Task
Look through the data below. Collect every line where the word "痛みはどう感じましたか" occurs.

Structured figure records

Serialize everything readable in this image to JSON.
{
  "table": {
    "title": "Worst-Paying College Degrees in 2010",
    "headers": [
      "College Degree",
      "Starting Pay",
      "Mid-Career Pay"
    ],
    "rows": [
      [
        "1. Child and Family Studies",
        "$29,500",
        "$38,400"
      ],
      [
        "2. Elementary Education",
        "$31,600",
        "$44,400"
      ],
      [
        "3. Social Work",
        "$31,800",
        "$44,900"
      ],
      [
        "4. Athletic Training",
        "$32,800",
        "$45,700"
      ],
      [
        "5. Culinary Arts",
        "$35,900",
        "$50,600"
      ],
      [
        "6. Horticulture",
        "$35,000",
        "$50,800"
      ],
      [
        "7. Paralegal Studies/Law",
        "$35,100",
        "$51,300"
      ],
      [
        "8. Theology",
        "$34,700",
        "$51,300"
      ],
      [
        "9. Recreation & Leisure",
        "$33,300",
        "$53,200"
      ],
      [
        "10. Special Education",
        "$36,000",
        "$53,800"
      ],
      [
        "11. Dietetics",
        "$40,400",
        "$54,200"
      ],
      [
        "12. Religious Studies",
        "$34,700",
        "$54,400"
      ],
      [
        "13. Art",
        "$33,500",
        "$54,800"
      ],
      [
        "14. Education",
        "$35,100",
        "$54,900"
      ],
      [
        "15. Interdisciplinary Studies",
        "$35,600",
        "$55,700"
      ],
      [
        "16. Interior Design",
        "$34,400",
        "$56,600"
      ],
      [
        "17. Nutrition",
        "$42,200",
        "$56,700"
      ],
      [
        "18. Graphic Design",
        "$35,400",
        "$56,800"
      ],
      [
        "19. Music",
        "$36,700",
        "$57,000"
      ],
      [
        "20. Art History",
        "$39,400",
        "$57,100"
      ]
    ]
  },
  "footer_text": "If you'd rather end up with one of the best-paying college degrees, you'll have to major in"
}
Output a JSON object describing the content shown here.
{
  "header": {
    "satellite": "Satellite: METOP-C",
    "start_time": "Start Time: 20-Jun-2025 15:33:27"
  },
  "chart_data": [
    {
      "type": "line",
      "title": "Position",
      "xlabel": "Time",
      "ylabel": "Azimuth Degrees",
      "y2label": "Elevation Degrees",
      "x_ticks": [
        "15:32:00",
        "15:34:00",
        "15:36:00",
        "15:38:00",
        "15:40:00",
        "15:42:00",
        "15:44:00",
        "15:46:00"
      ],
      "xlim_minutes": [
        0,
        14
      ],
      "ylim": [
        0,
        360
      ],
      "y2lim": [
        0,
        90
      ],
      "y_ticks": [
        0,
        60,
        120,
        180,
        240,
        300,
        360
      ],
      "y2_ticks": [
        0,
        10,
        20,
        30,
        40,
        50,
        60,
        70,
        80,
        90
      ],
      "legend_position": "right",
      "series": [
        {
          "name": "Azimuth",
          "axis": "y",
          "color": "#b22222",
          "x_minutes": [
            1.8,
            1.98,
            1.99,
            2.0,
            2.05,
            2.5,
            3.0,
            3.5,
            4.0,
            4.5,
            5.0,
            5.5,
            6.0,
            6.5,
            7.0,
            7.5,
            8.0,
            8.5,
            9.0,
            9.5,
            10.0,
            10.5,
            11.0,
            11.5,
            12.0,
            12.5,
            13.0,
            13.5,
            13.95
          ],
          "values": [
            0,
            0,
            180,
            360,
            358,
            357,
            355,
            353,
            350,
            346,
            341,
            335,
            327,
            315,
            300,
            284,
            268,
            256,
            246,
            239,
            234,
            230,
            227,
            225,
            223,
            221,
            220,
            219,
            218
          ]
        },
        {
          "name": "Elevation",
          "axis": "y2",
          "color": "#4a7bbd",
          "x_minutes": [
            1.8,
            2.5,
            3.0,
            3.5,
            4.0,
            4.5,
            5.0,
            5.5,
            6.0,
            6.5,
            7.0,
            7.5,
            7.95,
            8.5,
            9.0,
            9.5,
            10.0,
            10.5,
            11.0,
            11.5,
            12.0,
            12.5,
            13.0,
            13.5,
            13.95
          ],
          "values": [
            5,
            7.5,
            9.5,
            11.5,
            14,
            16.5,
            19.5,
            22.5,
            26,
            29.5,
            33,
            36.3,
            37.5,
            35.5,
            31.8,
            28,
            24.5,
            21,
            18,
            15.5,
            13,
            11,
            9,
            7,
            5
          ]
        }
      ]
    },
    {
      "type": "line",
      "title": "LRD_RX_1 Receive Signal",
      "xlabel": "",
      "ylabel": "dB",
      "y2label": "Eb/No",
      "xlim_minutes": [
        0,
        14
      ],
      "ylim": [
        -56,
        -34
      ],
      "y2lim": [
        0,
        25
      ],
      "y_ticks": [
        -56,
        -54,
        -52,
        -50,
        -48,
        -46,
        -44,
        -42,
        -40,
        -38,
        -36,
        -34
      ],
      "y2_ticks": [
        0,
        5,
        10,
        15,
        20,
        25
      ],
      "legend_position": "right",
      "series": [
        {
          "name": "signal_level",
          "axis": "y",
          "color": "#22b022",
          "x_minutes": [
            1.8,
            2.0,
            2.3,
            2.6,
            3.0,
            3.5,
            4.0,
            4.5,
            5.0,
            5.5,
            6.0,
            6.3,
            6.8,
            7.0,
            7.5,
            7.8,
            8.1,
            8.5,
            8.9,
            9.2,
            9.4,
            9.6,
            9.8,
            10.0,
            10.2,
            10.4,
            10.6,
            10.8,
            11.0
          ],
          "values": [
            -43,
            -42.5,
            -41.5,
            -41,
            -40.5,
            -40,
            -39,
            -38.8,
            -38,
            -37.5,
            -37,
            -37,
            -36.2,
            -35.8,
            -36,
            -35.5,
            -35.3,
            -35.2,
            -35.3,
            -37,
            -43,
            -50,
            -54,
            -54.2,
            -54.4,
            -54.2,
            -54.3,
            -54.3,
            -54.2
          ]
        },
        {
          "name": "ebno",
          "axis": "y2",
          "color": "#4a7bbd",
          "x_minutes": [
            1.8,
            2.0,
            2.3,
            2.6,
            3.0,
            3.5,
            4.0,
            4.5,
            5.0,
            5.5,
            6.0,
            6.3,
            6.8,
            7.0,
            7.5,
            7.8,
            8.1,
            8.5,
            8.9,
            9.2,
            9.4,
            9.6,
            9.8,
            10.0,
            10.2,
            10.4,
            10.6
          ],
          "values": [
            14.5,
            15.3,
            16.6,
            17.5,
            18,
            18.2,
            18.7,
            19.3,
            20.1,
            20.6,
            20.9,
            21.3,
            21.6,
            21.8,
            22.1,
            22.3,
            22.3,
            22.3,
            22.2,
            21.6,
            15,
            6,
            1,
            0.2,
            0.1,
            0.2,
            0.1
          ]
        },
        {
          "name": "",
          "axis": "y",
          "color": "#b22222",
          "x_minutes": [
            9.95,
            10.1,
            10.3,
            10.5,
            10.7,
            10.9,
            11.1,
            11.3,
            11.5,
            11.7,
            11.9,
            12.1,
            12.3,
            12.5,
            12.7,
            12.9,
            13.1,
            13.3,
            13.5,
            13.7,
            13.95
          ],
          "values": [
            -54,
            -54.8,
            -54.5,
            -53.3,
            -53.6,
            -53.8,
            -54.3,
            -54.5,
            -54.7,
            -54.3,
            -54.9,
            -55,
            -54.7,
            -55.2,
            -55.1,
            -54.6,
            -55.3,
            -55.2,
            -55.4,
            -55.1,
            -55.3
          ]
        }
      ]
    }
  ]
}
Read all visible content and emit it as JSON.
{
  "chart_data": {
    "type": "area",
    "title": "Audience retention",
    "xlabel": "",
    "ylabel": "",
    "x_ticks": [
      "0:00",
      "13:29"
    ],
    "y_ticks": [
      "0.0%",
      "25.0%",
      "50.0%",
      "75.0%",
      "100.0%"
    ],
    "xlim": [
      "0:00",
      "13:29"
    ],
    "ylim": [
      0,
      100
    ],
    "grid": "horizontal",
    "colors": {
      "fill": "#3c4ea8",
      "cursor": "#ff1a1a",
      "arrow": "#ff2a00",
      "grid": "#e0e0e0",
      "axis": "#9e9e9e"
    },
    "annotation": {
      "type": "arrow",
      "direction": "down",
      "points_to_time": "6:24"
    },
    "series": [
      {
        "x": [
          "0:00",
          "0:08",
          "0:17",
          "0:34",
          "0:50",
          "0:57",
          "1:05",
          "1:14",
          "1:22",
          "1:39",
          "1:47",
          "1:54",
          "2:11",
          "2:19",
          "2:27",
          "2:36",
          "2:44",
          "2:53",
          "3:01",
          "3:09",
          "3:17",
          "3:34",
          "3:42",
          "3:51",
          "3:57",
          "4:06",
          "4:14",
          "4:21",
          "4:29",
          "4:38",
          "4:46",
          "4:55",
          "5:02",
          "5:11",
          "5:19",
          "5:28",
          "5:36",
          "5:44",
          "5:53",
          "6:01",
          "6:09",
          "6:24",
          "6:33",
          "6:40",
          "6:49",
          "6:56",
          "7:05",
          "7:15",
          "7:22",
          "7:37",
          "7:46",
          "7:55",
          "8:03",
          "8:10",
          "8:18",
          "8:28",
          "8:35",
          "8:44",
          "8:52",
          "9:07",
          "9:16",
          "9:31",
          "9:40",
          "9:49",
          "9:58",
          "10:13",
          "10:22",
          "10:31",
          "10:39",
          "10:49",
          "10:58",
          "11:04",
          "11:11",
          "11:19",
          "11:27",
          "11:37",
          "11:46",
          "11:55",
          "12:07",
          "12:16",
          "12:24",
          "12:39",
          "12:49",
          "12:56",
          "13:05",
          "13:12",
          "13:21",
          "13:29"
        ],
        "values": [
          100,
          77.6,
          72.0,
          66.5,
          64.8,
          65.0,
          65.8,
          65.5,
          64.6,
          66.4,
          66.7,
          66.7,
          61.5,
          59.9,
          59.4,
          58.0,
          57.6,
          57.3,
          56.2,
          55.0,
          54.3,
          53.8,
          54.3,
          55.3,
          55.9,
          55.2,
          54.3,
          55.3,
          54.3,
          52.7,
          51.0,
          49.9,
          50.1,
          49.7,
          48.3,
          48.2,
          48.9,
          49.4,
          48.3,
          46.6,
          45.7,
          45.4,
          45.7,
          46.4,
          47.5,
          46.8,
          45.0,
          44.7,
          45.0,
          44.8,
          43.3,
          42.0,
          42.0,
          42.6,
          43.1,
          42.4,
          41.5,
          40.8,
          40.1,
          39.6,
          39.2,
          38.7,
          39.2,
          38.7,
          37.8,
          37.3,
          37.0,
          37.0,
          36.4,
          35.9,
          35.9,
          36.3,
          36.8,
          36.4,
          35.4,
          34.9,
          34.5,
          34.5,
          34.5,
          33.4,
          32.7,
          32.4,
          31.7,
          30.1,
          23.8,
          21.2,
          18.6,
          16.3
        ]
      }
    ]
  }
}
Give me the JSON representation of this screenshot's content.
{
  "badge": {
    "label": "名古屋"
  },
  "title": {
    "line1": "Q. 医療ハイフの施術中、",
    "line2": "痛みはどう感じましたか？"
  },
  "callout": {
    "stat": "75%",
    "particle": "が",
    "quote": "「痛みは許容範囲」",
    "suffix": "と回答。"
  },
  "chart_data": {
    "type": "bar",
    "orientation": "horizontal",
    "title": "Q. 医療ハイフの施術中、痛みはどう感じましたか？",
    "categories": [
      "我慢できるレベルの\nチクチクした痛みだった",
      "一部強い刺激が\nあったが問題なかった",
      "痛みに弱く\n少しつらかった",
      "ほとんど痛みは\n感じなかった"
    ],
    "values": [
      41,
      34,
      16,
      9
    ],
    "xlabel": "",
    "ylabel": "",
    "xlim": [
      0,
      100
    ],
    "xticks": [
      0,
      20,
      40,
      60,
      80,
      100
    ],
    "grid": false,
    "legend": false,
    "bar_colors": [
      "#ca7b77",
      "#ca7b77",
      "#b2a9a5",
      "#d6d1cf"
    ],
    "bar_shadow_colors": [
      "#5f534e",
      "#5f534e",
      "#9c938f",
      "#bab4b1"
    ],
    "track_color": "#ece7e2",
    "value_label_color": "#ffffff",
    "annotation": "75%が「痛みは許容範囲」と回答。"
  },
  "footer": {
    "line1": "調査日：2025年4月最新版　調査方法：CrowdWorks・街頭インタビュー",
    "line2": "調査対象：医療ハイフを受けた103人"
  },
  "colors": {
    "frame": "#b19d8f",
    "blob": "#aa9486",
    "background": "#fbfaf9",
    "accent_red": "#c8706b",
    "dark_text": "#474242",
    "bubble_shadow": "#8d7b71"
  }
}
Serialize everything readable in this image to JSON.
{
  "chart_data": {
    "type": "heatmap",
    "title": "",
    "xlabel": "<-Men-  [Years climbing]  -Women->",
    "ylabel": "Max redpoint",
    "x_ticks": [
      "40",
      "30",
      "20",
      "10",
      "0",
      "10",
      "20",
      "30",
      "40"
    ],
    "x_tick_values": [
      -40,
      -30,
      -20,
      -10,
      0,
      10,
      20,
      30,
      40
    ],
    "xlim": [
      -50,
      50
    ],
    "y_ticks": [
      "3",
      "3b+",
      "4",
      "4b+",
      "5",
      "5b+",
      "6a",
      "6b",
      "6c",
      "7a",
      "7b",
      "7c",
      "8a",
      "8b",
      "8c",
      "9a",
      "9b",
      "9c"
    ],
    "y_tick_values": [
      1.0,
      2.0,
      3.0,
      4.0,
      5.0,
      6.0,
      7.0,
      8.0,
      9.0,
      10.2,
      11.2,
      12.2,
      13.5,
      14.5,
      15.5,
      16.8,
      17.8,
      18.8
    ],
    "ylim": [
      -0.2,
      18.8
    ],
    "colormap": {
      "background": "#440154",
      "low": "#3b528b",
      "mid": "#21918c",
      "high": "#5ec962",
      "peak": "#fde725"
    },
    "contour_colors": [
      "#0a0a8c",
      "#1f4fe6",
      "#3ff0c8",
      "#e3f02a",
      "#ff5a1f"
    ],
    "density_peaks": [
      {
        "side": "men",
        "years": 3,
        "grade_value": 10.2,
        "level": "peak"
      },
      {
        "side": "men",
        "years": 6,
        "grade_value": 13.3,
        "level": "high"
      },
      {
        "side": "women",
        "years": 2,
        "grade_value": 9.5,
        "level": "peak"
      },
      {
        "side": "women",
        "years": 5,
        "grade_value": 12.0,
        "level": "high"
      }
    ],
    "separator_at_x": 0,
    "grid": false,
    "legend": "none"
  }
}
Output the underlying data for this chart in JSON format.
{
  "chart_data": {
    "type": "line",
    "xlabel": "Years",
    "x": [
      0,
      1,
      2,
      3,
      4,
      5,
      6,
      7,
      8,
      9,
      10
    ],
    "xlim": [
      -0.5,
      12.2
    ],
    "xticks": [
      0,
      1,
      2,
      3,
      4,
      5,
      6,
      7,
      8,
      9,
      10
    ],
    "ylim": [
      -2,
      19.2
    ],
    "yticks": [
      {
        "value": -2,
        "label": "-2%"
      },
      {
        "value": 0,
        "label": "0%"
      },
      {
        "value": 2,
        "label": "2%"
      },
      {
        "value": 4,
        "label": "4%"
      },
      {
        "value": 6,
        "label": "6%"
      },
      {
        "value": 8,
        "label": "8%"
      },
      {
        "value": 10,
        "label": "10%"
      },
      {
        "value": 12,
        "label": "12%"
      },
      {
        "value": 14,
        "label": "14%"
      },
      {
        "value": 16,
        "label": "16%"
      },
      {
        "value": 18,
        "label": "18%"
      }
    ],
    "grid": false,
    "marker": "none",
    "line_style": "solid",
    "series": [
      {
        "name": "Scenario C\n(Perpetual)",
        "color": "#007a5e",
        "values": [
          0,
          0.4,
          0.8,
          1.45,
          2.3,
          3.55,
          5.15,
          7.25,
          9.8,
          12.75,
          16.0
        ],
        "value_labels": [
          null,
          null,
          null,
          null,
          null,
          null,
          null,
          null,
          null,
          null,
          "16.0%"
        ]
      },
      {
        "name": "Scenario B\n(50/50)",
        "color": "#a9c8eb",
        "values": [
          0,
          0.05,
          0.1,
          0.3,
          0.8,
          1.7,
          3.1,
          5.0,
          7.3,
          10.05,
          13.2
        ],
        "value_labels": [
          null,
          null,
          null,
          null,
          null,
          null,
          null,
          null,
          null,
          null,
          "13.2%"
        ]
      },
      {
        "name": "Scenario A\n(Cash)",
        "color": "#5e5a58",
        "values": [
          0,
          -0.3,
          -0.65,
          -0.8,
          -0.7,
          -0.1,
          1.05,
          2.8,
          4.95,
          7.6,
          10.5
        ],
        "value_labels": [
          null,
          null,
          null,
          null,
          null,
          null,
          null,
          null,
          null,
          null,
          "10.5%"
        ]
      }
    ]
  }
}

Correct response
    "line2": "痛みはどう感じましたか？"
    "title": "Q. 医療ハイフの施術中、痛みはどう感じましたか？",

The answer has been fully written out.